- Work required -
Give the listing below again in full, exactly as written.
##### Dataset content #####
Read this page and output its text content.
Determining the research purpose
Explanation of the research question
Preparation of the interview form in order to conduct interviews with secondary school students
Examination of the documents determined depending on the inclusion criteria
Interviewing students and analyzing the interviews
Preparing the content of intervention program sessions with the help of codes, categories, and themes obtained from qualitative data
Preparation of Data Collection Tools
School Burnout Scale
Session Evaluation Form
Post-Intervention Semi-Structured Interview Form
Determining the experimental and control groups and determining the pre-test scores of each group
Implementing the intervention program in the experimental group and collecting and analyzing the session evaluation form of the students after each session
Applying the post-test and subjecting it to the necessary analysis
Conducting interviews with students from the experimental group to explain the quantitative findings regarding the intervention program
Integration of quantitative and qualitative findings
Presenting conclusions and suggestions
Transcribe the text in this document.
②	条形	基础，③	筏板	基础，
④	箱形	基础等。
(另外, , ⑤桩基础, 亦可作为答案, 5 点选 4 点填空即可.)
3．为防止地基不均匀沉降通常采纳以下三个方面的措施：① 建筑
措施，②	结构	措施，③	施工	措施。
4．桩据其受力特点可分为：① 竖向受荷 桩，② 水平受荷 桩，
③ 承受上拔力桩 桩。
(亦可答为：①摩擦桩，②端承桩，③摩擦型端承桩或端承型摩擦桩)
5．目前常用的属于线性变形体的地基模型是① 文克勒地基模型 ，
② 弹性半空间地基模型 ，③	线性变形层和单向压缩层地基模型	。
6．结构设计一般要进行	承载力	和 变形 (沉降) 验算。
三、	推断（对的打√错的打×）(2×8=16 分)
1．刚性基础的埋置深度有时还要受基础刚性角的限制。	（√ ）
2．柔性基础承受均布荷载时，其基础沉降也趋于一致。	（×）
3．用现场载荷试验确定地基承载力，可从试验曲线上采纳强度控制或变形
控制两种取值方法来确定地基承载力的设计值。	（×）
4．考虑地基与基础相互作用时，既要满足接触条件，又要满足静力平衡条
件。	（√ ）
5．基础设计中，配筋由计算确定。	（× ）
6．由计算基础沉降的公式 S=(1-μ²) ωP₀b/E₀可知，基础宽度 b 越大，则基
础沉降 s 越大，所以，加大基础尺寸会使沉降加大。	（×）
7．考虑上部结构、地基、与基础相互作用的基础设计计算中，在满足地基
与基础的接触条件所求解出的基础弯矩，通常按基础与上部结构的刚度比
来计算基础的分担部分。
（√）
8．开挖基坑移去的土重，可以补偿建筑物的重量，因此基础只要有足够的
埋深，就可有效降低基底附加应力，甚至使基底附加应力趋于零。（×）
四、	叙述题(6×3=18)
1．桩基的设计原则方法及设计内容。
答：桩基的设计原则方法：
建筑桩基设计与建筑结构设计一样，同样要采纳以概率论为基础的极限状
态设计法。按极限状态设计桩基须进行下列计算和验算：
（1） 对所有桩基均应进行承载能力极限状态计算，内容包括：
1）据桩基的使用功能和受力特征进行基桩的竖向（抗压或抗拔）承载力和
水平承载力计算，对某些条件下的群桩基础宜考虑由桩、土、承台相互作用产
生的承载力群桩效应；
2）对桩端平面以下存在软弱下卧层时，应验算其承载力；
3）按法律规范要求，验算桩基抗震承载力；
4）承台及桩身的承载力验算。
#####
- Answer to the exercise -
Read this page and output its text content.
Determining the research purpose
Explanation of the research question
Preparation of the interview form in order to conduct interviews with secondary school students
Examination of the documents determined depending on the inclusion criteria
Interviewing students and analyzing the interviews
Preparing the content of intervention program sessions with the help of codes, categories, and themes obtained from qualitative data
Preparation of Data Collection Tools
School Burnout Scale
Session Evaluation Form
Post-Intervention Semi-Structured Interview Form
Determining the experimental and control groups and determining the pre-test scores of each group
Implementing the intervention program in the experimental group and collecting and analyzing the session evaluation form of the students after each session
Applying the post-test and subjecting it to the necessary analysis
Conducting interviews with students from the experimental group to explain the quantitative findings regarding the intervention program
Integration of quantitative and qualitative findings
Presenting conclusions and suggestions
Transcribe the text in this document.
②	条形	基础，③	筏板	基础，
④	箱形	基础等。
(另外, , ⑤桩基础, 亦可作为答案, 5 点选 4 点填空即可.)
3．为防止地基不均匀沉降通常采纳以下三个方面的措施：① 建筑
措施，②	结构	措施，③	施工	措施。
4．桩据其受力特点可分为：① 竖向受荷 桩，② 水平受荷 桩，
③ 承受上拔力桩 桩。
(亦可答为：①摩擦桩，②端承桩，③摩擦型端承桩或端承型摩擦桩)
5．目前常用的属于线性变形体的地基模型是① 文克勒地基模型 ，
② 弹性半空间地基模型 ，③	线性变形层和单向压缩层地基模型	。
6．结构设计一般要进行	承载力	和 变形 (沉降) 验算。
三、	推断（对的打√错的打×）(2×8=16 分)
1．刚性基础的埋置深度有时还要受基础刚性角的限制。	（√ ）
2．柔性基础承受均布荷载时，其基础沉降也趋于一致。	（×）
3．用现场载荷试验确定地基承载力，可从试验曲线上采纳强度控制或变形
控制两种取值方法来确定地基承载力的设计值。	（×）
4．考虑地基与基础相互作用时，既要满足接触条件，又要满足静力平衡条
件。	（√ ）
5．基础设计中，配筋由计算确定。	（× ）
6．由计算基础沉降的公式 S=(1-μ²) ωP₀b/E₀可知，基础宽度 b 越大，则基
础沉降 s 越大，所以，加大基础尺寸会使沉降加大。	（×）
7．考虑上部结构、地基、与基础相互作用的基础设计计算中，在满足地基
与基础的接触条件所求解出的基础弯矩，通常按基础与上部结构的刚度比
来计算基础的分担部分。
（√）
8．开挖基坑移去的土重，可以补偿建筑物的重量，因此基础只要有足够的
埋深，就可有效降低基底附加应力，甚至使基底附加应力趋于零。（×）
四、	叙述题(6×3=18)
1．桩基的设计原则方法及设计内容。
答：桩基的设计原则方法：
建筑桩基设计与建筑结构设计一样，同样要采纳以概率论为基础的极限状
态设计法。按极限状态设计桩基须进行下列计算和验算：
（1） 对所有桩基均应进行承载能力极限状态计算，内容包括：
1）据桩基的使用功能和受力特征进行基桩的竖向（抗压或抗拔）承载力和
水平承载力计算，对某些条件下的群桩基础宜考虑由桩、土、承台相互作用产
生的承载力群桩效应；
2）对桩端平面以下存在软弱下卧层时，应验算其承载力；
3）按法律规范要求，验算桩基抗震承载力；
4）承台及桩身的承载力验算。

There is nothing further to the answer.